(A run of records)
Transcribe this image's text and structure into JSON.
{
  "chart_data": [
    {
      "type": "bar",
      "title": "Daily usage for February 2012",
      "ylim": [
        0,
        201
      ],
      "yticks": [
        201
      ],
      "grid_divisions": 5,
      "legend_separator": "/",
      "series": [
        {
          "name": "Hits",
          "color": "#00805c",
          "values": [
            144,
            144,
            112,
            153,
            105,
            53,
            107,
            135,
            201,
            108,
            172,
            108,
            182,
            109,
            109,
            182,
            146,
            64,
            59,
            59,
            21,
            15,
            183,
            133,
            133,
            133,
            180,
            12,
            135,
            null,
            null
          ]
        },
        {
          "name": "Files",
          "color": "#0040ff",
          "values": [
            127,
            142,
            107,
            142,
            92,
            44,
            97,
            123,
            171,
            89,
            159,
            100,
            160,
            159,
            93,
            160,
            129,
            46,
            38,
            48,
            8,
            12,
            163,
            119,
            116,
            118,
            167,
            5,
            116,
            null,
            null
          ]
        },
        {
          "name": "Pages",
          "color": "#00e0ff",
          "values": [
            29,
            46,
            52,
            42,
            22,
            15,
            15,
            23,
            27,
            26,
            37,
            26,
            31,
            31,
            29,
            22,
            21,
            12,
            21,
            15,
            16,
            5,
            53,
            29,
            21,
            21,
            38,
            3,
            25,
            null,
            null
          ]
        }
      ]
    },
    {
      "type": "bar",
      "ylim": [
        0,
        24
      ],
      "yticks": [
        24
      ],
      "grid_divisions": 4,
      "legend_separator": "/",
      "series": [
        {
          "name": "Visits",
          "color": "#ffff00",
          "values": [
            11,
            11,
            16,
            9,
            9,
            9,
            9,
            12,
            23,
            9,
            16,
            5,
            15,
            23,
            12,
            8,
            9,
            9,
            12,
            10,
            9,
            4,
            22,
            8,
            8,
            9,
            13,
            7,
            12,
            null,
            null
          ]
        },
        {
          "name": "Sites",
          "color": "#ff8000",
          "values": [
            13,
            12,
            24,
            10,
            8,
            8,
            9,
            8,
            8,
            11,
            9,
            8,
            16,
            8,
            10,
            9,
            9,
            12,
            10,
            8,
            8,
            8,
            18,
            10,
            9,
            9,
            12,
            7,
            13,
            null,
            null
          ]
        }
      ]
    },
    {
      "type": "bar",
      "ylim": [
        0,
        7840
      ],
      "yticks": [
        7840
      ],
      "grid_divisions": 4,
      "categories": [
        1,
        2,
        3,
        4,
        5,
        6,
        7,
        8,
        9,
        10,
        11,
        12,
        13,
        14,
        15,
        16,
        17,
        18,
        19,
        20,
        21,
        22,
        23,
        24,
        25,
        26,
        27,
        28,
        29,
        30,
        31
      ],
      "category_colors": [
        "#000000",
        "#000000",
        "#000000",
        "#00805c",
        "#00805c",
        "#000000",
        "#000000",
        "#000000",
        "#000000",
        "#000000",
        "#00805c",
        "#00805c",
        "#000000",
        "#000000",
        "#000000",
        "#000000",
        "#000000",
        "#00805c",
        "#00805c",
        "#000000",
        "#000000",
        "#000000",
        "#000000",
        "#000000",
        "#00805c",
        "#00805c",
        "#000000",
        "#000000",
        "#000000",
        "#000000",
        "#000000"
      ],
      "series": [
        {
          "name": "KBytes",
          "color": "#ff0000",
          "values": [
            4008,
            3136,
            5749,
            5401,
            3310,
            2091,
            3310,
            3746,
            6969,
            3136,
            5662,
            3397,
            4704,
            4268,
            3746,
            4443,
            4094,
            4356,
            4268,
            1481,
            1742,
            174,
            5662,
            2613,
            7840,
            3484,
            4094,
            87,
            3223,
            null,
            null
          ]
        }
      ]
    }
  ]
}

[Aim]: Repeat every entry word for word.

[Solution to this problem]:
Transcribe this image's text and structure into JSON.
{
  "chart_data": [
    {
      "type": "bar",
      "title": "Daily usage for February 2012",
      "ylim": [
        0,
        201
      ],
      "yticks": [
        201
      ],
      "grid_divisions": 5,
      "legend_separator": "/",
      "series": [
        {
          "name": "Hits",
          "color": "#00805c",
          "values": [
            144,
            144,
            112,
            153,
            105,
            53,
            107,
            135,
            201,
            108,
            172,
            108,
            182,
            109,
            109,
            182,
            146,
            64,
            59,
            59,
            21,
            15,
            183,
            133,
            133,
            133,
            180,
            12,
            135,
            null,
            null
          ]
        },
        {
          "name": "Files",
          "color": "#0040ff",
          "values": [
            127,
            142,
            107,
            142,
            92,
            44,
            97,
            123,
            171,
            89,
            159,
            100,
            160,
            159,
            93,
            160,
            129,
            46,
            38,
            48,
            8,
            12,
            163,
            119,
            116,
            118,
            167,
            5,
            116,
            null,
            null
          ]
        },
        {
          "name": "Pages",
          "color": "#00e0ff",
          "values": [
            29,
            46,
            52,
            42,
            22,
            15,
            15,
            23,
            27,
            26,
            37,
            26,
            31,
            31,
            29,
            22,
            21,
            12,
            21,
            15,
            16,
            5,
            53,
            29,
            21,
            21,
            38,
            3,
            25,
            null,
            null
          ]
        }
      ]
    },
    {
      "type": "bar",
      "ylim": [
        0,
        24
      ],
      "yticks": [
        24
      ],
      "grid_divisions": 4,
      "legend_separator": "/",
      "series": [
        {
          "name": "Visits",
          "color": "#ffff00",
          "values": [
            11,
            11,
            16,
            9,
            9,
            9,
            9,
            12,
            23,
            9,
            16,
            5,
            15,
            23,
            12,
            8,
            9,
            9,
            12,
            10,
            9,
            4,
            22,
            8,
            8,
            9,
            13,
            7,
            12,
            null,
            null
          ]
        },
        {
          "name": "Sites",
          "color": "#ff8000",
          "values": [
            13,
            12,
            24,
            10,
            8,
            8,
            9,
            8,
            8,
            11,
            9,
            8,
            16,
            8,
            10,
            9,
            9,
            12,
            10,
            8,
            8,
            8,
            18,
            10,
            9,
            9,
            12,
            7,
            13,
            null,
            null
          ]
        }
      ]
    },
    {
      "type": "bar",
      "ylim": [
        0,
        7840
      ],
      "yticks": [
        7840
      ],
      "grid_divisions": 4,
      "categories": [
        1,
        2,
        3,
        4,
        5,
        6,
        7,
        8,
        9,
        10,
        11,
        12,
        13,
        14,
        15,
        16,
        17,
        18,
        19,
        20,
        21,
        22,
        23,
        24,
        25,
        26,
        27,
        28,
        29,
        30,
        31
      ],
      "category_colors": [
        "#000000",
        "#000000",
        "#000000",
        "#00805c",
        "#00805c",
        "#000000",
        "#000000",
        "#000000",
        "#000000",
        "#000000",
        "#00805c",
        "#00805c",
        "#000000",
        "#000000",
        "#000000",
        "#000000",
        "#000000",
        "#00805c",
        "#00805c",
        "#000000",
        "#000000",
        "#000000",
        "#000000",
        "#000000",
        "#00805c",
        "#00805c",
        "#000000",
        "#000000",
        "#000000",
        "#000000",
        "#000000"
      ],
      "series": [
        {
          "name": "KBytes",
          "color": "#ff0000",
          "values": [
            4008,
            3136,
            5749,
            5401,
            3310,
            2091,
            3310,
            3746,
            6969,
            3136,
            5662,
            3397,
            4704,
            4268,
            3746,
            4443,
            4094,
            4356,
            4268,
            1481,
            1742,
            174,
            5662,
            2613,
            7840,
            3484,
            4094,
            87,
            3223,
            null,
            null
          ]
        }
      ]
    }
  ]
}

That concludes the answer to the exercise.